* _Task statement_
Within this material, how many lines have the string "TradingView" in them? The answer is a number, with nothing added.

[Items from a data source]
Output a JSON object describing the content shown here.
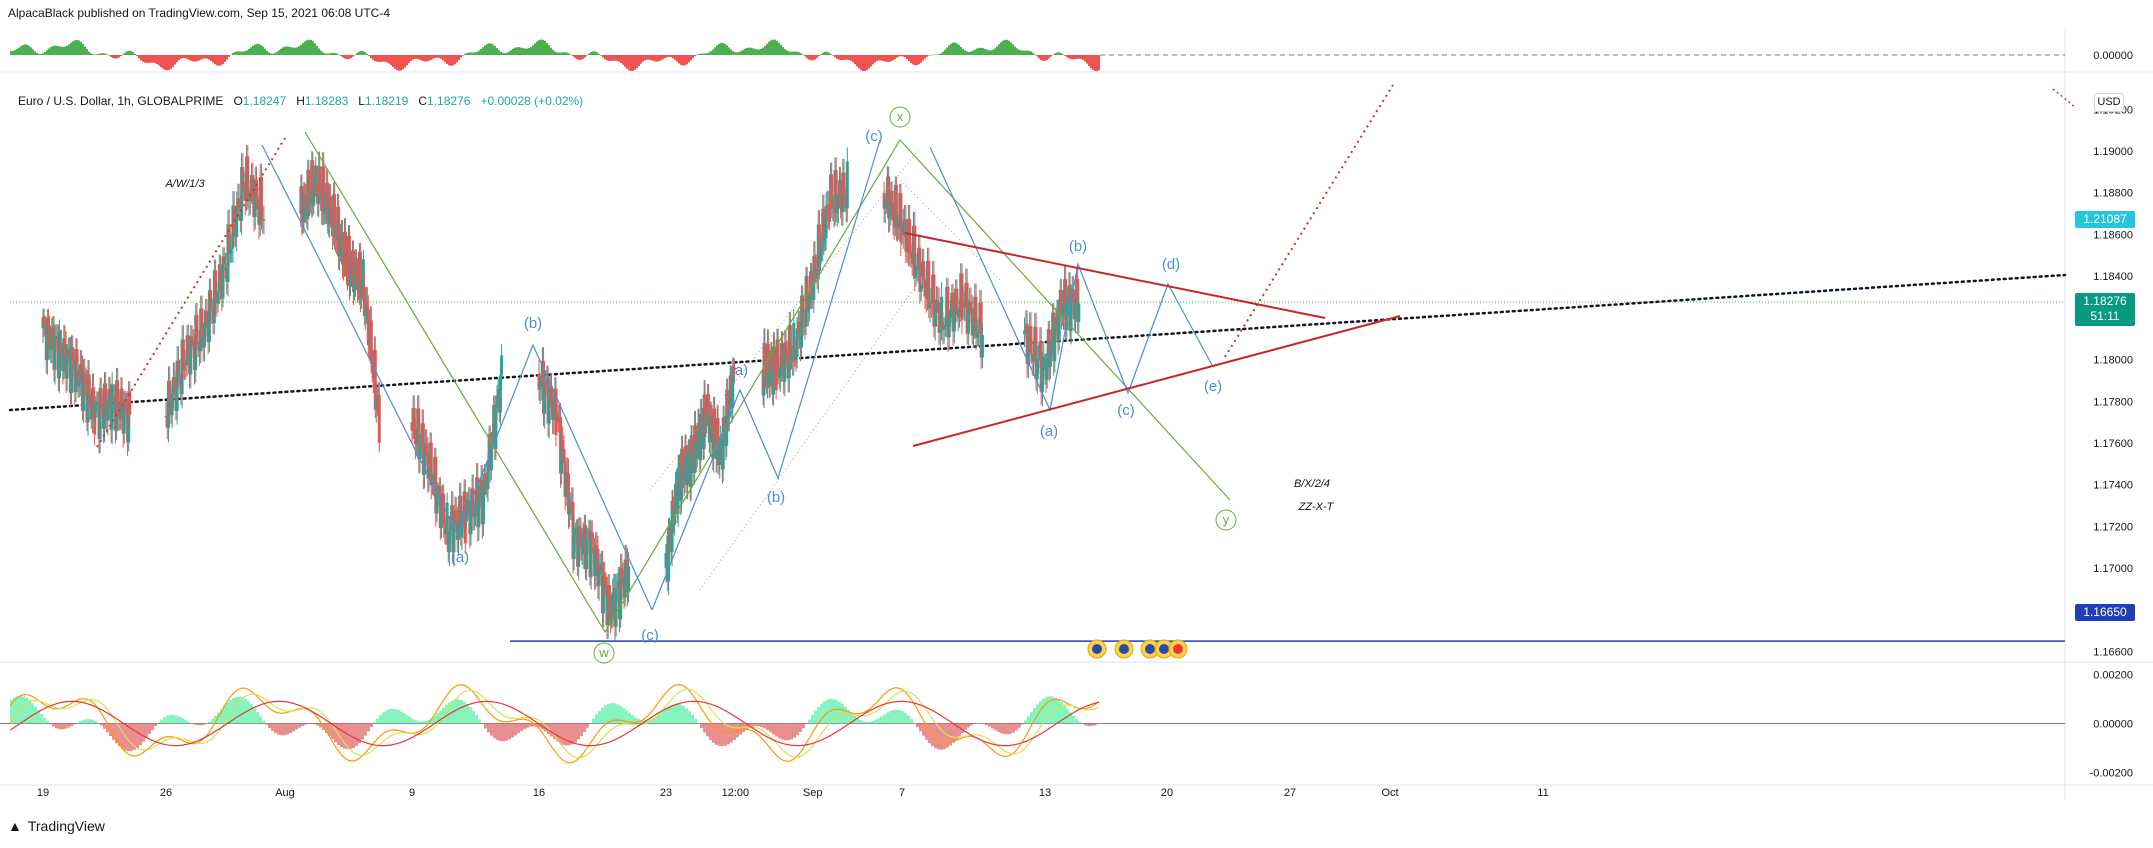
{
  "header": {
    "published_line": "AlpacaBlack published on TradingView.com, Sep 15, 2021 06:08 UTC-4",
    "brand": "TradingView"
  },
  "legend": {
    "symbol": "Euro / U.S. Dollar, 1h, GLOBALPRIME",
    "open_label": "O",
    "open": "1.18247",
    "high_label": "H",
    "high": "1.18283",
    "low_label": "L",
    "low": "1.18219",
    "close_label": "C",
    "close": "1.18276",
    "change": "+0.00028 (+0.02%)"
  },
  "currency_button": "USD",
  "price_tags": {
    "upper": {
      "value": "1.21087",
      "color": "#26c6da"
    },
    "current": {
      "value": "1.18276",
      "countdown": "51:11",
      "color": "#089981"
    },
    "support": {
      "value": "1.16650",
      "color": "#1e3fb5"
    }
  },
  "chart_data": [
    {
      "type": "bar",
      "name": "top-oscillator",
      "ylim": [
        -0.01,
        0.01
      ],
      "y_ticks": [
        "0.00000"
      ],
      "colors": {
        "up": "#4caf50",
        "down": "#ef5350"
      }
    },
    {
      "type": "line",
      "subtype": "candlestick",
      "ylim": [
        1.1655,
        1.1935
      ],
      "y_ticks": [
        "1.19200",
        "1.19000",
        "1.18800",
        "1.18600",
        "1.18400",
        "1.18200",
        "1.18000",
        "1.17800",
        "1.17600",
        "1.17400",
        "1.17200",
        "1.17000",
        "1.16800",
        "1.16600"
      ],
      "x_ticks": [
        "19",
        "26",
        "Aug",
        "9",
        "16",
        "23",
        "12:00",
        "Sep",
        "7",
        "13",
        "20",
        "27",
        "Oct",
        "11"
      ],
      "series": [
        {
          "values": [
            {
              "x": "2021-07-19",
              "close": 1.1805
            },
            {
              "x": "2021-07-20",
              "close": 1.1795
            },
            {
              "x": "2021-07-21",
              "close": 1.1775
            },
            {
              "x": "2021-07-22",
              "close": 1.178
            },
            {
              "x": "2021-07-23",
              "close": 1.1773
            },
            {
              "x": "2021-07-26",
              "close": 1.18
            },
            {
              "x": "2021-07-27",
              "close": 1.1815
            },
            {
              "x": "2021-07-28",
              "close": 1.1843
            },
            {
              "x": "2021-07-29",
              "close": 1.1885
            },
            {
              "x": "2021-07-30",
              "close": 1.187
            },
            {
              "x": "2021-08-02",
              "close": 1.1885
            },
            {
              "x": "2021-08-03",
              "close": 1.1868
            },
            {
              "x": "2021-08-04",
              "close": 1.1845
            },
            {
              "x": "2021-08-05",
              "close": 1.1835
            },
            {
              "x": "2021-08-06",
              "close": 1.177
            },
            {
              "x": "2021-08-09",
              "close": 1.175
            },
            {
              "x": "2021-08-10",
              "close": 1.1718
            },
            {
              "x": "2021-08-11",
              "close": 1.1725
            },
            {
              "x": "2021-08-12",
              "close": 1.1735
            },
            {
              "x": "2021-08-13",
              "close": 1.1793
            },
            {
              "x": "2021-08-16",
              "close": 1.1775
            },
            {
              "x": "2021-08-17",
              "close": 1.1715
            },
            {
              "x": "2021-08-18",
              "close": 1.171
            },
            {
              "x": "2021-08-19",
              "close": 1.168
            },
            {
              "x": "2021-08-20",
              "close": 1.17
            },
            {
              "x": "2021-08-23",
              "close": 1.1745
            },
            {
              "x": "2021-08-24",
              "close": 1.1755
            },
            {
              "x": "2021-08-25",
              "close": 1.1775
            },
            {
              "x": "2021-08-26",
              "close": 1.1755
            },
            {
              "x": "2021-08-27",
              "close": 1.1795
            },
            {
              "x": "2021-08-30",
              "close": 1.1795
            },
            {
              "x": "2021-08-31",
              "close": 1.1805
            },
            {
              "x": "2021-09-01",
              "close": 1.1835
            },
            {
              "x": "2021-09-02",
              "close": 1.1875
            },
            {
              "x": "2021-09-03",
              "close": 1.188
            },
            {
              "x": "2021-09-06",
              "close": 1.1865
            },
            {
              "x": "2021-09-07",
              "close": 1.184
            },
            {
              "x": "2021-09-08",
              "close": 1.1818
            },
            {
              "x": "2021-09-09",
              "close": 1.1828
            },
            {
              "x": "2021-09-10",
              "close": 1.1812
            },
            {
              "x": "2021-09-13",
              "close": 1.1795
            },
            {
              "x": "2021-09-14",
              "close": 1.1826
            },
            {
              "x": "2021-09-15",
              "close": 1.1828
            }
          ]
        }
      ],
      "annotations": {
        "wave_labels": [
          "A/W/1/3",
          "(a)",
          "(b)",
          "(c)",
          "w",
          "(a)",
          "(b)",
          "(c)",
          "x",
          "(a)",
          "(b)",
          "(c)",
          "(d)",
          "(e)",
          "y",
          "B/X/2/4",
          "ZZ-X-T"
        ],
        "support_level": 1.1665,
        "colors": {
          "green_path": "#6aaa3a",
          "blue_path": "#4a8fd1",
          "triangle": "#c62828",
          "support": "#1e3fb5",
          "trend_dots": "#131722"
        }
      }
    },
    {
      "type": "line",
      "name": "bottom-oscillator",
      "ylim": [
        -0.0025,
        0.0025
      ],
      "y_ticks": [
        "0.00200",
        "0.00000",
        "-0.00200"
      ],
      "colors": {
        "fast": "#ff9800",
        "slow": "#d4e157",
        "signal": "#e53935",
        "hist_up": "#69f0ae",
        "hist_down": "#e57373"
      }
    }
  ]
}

* _Result of the task_
2